**VOTRE OBJECTIF**
Reprenez le texte sur la propagande et le consensus médiatique en Occident, et écrivez la suite à partir de sa dernière phrase.
====== TEXTE SOURCE
Nous publions, sous forme de tribune [1], des extraits d’un article publié par l’observatoire des médias Media Lens (Acrimed).

Tout le monde se gausse quand les dictateurs crient victoire après avoir obtenu 99 % des voix ; personne n’est dupe de ce prétendu « consensus national » tant la fraude saute aux yeux.

Pourtant, quand les mondes politique et médiatique occidentaux semblent se rejoindre sur les intentions bienveillantes de « nos » dirigeants, sur « notre » nouvel ennemi officiel comparable à Hitler, quand la guerre est perçue comme une inévitable nécessité par tout le monde ou presque, personne ne bouge un cil.

La beauté de notre système - régi par la propagande plutôt que par une censure brutale à la « Big brother » - est qu’il donne l’impression au monde entier qu’il est libre.
============
====== MATÉRIEL FOURNI
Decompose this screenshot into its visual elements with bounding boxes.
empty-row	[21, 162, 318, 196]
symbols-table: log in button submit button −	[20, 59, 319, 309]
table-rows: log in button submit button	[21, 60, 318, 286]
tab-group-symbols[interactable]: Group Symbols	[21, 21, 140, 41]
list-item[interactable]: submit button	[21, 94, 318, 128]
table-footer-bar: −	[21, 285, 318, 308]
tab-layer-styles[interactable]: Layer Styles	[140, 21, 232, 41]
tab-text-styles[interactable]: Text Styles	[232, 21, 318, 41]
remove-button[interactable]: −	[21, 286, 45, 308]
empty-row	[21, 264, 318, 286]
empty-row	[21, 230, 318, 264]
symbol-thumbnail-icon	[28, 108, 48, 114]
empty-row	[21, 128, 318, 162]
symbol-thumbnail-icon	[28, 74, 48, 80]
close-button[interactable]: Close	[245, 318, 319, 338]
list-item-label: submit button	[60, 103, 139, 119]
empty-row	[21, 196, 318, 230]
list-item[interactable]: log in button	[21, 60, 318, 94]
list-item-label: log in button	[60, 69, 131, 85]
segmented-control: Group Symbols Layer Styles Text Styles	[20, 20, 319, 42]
============
**RÉSULTAT FINAL**
En apparence, les médias dominants comprennent une grande variété de journaux, magazines, sites internet, télévisions et autres radios. Mais en réalité, tous ces médias dominants ont des intérêts communs et poursuivent les mêmes objectifs que ceux voulus par les États. Ce qui semble faire consensus relève le plus souvent du mensonge : tout ça n’est que réflexion bidon et suivisme irréfléchi .

Ainsi du Guardian quand il déclare que les historiens analyseront rétrospectivement le discours [sur la pertinence de l’intervention britannique en Syrie] de Hilary Benn [ministre des affaires étrangères dans le « Shadow cabinet » du Labour] comme un « grand discours enflammé. »

Un édito du Telegraph va dans le même sens : le député « a merveilleusement rappelé au pays ce qu’est un parlementaire de premier ordre […] La Chambre des Communes l’a transcendé ».

The Independent poursuit dans la même veine : « le discours [de Benn] a été le plus convaincant entendu à ce jour en faveur de la guerre. »

Et le Times d’ajouter : « Ce fut un discours admirable en vertu de la volonté de fer et des convictions morales qui s’en dégageaient ». Le député a été « excellent ».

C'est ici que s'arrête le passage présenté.